>>>>>
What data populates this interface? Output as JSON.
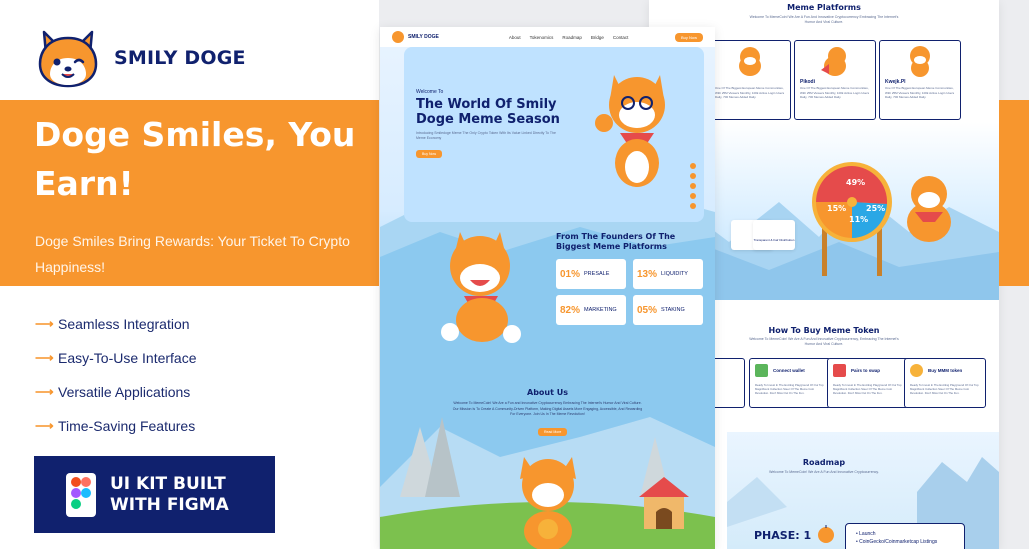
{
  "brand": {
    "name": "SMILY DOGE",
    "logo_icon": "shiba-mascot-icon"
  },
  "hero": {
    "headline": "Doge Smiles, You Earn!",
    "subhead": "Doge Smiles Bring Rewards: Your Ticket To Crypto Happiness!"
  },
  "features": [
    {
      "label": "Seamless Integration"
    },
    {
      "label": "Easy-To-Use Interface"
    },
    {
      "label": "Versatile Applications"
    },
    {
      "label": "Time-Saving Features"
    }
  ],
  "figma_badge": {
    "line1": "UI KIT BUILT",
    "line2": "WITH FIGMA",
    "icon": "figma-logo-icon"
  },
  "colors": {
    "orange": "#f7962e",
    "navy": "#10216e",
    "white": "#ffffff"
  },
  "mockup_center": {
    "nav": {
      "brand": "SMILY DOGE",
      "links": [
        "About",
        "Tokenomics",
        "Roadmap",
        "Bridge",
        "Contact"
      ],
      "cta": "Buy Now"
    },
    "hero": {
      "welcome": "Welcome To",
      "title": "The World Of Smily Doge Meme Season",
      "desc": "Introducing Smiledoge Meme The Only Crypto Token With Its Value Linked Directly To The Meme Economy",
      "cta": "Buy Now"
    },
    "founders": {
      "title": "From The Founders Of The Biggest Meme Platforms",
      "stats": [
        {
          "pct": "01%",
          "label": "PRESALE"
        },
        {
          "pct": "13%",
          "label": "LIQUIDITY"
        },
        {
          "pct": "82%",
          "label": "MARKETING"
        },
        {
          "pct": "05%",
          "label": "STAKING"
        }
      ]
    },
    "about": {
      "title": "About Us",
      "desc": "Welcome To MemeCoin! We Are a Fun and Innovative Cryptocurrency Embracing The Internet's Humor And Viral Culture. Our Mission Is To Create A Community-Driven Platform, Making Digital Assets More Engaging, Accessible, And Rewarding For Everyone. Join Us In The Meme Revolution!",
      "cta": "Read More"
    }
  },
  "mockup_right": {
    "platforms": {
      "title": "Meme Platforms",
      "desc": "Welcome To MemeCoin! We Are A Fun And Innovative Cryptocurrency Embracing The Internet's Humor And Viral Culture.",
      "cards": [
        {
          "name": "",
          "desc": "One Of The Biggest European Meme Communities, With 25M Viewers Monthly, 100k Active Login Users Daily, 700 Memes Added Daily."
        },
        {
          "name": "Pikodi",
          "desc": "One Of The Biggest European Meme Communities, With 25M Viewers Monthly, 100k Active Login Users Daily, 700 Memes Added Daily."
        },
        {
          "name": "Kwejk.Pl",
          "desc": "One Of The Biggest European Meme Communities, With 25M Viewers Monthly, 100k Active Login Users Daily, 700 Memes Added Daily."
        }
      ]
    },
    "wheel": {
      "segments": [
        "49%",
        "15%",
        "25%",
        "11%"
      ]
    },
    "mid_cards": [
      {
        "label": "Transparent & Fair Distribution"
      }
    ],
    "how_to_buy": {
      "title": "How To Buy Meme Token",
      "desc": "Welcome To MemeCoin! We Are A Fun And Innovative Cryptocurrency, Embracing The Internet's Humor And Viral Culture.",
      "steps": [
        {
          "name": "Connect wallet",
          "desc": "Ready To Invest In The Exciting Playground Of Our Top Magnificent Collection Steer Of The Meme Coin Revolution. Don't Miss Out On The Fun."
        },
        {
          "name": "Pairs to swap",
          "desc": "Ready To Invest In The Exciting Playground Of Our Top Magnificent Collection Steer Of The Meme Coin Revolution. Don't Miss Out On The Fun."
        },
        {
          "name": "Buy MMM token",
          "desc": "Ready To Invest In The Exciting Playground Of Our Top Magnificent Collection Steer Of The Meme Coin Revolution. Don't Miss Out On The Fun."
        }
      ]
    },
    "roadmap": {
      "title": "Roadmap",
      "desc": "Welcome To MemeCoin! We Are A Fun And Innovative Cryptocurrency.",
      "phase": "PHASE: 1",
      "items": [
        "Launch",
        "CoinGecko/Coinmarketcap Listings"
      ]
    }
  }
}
<<<<<
Task to carry out:
Could you please repeat the entries above exactly, with every picture left out?

Solution for this exercise:
What data populates this interface? Output as JSON.
{
  "brand": {
    "name": "SMILY DOGE",
    "logo_icon": "shiba-mascot-icon"
  },
  "hero": {
    "headline": "Doge Smiles, You Earn!",
    "subhead": "Doge Smiles Bring Rewards: Your Ticket To Crypto Happiness!"
  },
  "features": [
    {
      "label": "Seamless Integration"
    },
    {
      "label": "Easy-To-Use Interface"
    },
    {
      "label": "Versatile Applications"
    },
    {
      "label": "Time-Saving Features"
    }
  ],
  "figma_badge": {
    "line1": "UI KIT BUILT",
    "line2": "WITH FIGMA",
    "icon": "figma-logo-icon"
  },
  "colors": {
    "orange": "#f7962e",
    "navy": "#10216e",
    "white": "#ffffff"
  },
  "mockup_center": {
    "nav": {
      "brand": "SMILY DOGE",
      "links": [
        "About",
        "Tokenomics",
        "Roadmap",
        "Bridge",
        "Contact"
      ],
      "cta": "Buy Now"
    },
    "hero": {
      "welcome": "Welcome To",
      "title": "The World Of Smily Doge Meme Season",
      "desc": "Introducing Smiledoge Meme The Only Crypto Token With Its Value Linked Directly To The Meme Economy",
      "cta": "Buy Now"
    },
    "founders": {
      "title": "From The Founders Of The Biggest Meme Platforms",
      "stats": [
        {
          "pct": "01%",
          "label": "PRESALE"
        },
        {
          "pct": "13%",
          "label": "LIQUIDITY"
        },
        {
          "pct": "82%",
          "label": "MARKETING"
        },
        {
          "pct": "05%",
          "label": "STAKING"
        }
      ]
    },
    "about": {
      "title": "About Us",
      "desc": "Welcome To MemeCoin! We Are a Fun and Innovative Cryptocurrency Embracing The Internet's Humor And Viral Culture. Our Mission Is To Create A Community-Driven Platform, Making Digital Assets More Engaging, Accessible, And Rewarding For Everyone. Join Us In The Meme Revolution!",
      "cta": "Read More"
    }
  },
  "mockup_right": {
    "platforms": {
      "title": "Meme Platforms",
      "desc": "Welcome To MemeCoin! We Are A Fun And Innovative Cryptocurrency Embracing The Internet's Humor And Viral Culture.",
      "cards": [
        {
          "name": "",
          "desc": "One Of The Biggest European Meme Communities, With 25M Viewers Monthly, 100k Active Login Users Daily, 700 Memes Added Daily."
        },
        {
          "name": "Pikodi",
          "desc": "One Of The Biggest European Meme Communities, With 25M Viewers Monthly, 100k Active Login Users Daily, 700 Memes Added Daily."
        },
        {
          "name": "Kwejk.Pl",
          "desc": "One Of The Biggest European Meme Communities, With 25M Viewers Monthly, 100k Active Login Users Daily, 700 Memes Added Daily."
        }
      ]
    },
    "wheel": {
      "segments": [
        "49%",
        "15%",
        "25%",
        "11%"
      ]
    },
    "mid_cards": [
      {
        "label": "Transparent & Fair Distribution"
      }
    ],
    "how_to_buy": {
      "title": "How To Buy Meme Token",
      "desc": "Welcome To MemeCoin! We Are A Fun And Innovative Cryptocurrency, Embracing The Internet's Humor And Viral Culture.",
      "steps": [
        {
          "name": "Connect wallet",
          "desc": "Ready To Invest In The Exciting Playground Of Our Top Magnificent Collection Steer Of The Meme Coin Revolution. Don't Miss Out On The Fun."
        },
        {
          "name": "Pairs to swap",
          "desc": "Ready To Invest In The Exciting Playground Of Our Top Magnificent Collection Steer Of The Meme Coin Revolution. Don't Miss Out On The Fun."
        },
        {
          "name": "Buy MMM token",
          "desc": "Ready To Invest In The Exciting Playground Of Our Top Magnificent Collection Steer Of The Meme Coin Revolution. Don't Miss Out On The Fun."
        }
      ]
    },
    "roadmap": {
      "title": "Roadmap",
      "desc": "Welcome To MemeCoin! We Are A Fun And Innovative Cryptocurrency.",
      "phase": "PHASE: 1",
      "items": [
        "Launch",
        "CoinGecko/Coinmarketcap Listings"
      ]
    }
  }
}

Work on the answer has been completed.